Given request: Exactly reproduce each entry, leaving out nothing.

Task input:

————————

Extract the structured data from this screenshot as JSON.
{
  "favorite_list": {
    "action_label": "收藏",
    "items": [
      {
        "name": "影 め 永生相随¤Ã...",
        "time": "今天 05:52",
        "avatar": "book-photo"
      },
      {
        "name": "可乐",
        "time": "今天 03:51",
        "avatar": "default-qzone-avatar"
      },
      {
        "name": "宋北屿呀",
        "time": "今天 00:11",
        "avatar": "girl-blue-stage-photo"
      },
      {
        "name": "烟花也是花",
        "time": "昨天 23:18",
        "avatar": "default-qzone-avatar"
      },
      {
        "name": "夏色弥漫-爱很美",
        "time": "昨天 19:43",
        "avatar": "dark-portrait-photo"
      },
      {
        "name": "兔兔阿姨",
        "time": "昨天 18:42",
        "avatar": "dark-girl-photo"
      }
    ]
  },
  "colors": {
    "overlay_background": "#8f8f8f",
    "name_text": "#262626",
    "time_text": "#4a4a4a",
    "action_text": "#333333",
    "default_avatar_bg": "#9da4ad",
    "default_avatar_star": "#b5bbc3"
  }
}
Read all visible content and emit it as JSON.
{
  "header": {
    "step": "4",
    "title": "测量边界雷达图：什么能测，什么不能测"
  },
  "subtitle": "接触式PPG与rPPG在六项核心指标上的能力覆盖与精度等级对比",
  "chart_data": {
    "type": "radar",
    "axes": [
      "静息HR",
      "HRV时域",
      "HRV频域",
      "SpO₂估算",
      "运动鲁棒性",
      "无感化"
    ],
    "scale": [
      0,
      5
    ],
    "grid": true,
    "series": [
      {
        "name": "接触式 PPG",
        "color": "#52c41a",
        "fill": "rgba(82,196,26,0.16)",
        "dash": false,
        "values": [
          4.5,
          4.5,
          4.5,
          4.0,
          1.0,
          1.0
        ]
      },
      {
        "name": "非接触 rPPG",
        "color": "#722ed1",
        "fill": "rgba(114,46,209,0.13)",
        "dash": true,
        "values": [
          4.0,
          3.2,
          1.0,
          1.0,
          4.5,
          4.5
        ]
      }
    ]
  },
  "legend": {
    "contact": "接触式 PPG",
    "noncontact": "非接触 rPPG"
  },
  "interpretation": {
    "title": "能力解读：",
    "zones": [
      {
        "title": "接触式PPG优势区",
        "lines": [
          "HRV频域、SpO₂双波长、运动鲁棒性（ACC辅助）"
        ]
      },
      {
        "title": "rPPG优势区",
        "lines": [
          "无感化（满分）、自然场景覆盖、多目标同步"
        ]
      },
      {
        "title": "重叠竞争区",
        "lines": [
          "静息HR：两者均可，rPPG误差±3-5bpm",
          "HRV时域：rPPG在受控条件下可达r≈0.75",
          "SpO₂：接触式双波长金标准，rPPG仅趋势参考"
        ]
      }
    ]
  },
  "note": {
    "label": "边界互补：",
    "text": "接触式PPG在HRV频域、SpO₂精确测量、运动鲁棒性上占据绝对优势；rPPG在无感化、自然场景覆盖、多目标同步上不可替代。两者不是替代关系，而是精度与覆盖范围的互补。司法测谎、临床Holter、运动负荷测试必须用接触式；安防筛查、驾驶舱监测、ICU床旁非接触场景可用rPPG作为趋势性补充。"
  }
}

————————

Exercise result:
Extract the structured data from this screenshot as JSON.
{
  "favorite_list": {
    "action_label": "收藏",
    "items": [
      {
        "name": "影 め 永生相随¤Ã...",
        "time": "今天 05:52",
        "avatar": "book-photo"
      },
      {
        "name": "可乐",
        "time": "今天 03:51",
        "avatar": "default-qzone-avatar"
      },
      {
        "name": "宋北屿呀",
        "time": "今天 00:11",
        "avatar": "girl-blue-stage-photo"
      },
      {
        "name": "烟花也是花",
        "time": "昨天 23:18",
        "avatar": "default-qzone-avatar"
      },
      {
        "name": "夏色弥漫-爱很美",
        "time": "昨天 19:43",
        "avatar": "dark-portrait-photo"
      },
      {
        "name": "兔兔阿姨",
        "time": "昨天 18:42",
        "avatar": "dark-girl-photo"
      }
    ]
  },
  "colors": {
    "overlay_background": "#8f8f8f",
    "name_text": "#262626",
    "time_text": "#4a4a4a",
    "action_text": "#333333",
    "default_avatar_bg": "#9da4ad",
    "default_avatar_star": "#b5bbc3"
  }
}
Read all visible content and emit it as JSON.
{
  "header": {
    "step": "4",
    "title": "测量边界雷达图：什么能测，什么不能测"
  },
  "subtitle": "接触式PPG与rPPG在六项核心指标上的能力覆盖与精度等级对比",
  "chart_data": {
    "type": "radar",
    "axes": [
      "静息HR",
      "HRV时域",
      "HRV频域",
      "SpO₂估算",
      "运动鲁棒性",
      "无感化"
    ],
    "scale": [
      0,
      5
    ],
    "grid": true,
    "series": [
      {
        "name": "接触式 PPG",
        "color": "#52c41a",
        "fill": "rgba(82,196,26,0.16)",
        "dash": false,
        "values": [
          4.5,
          4.5,
          4.5,
          4.0,
          1.0,
          1.0
        ]
      },
      {
        "name": "非接触 rPPG",
        "color": "#722ed1",
        "fill": "rgba(114,46,209,0.13)",
        "dash": true,
        "values": [
          4.0,
          3.2,
          1.0,
          1.0,
          4.5,
          4.5
        ]
      }
    ]
  },
  "legend": {
    "contact": "接触式 PPG",
    "noncontact": "非接触 rPPG"
  },
  "interpretation": {
    "title": "能力解读：",
    "zones": [
      {
        "title": "接触式PPG优势区",
        "lines": [
          "HRV频域、SpO₂双波长、运动鲁棒性（ACC辅助）"
        ]
      },
      {
        "title": "rPPG优势区",
        "lines": [
          "无感化（满分）、自然场景覆盖、多目标同步"
        ]
      },
      {
        "title": "重叠竞争区",
        "lines": [
          "静息HR：两者均可，rPPG误差±3-5bpm",
          "HRV时域：rPPG在受控条件下可达r≈0.75",
          "SpO₂：接触式双波长金标准，rPPG仅趋势参考"
        ]
      }
    ]
  },
  "note": {
    "label": "边界互补：",
    "text": "接触式PPG在HRV频域、SpO₂精确测量、运动鲁棒性上占据绝对优势；rPPG在无感化、自然场景覆盖、多目标同步上不可替代。两者不是替代关系，而是精度与覆盖范围的互补。司法测谎、临床Holter、运动负荷测试必须用接触式；安防筛查、驾驶舱监测、ICU床旁非接触场景可用rPPG作为趋势性补充。"
  }
}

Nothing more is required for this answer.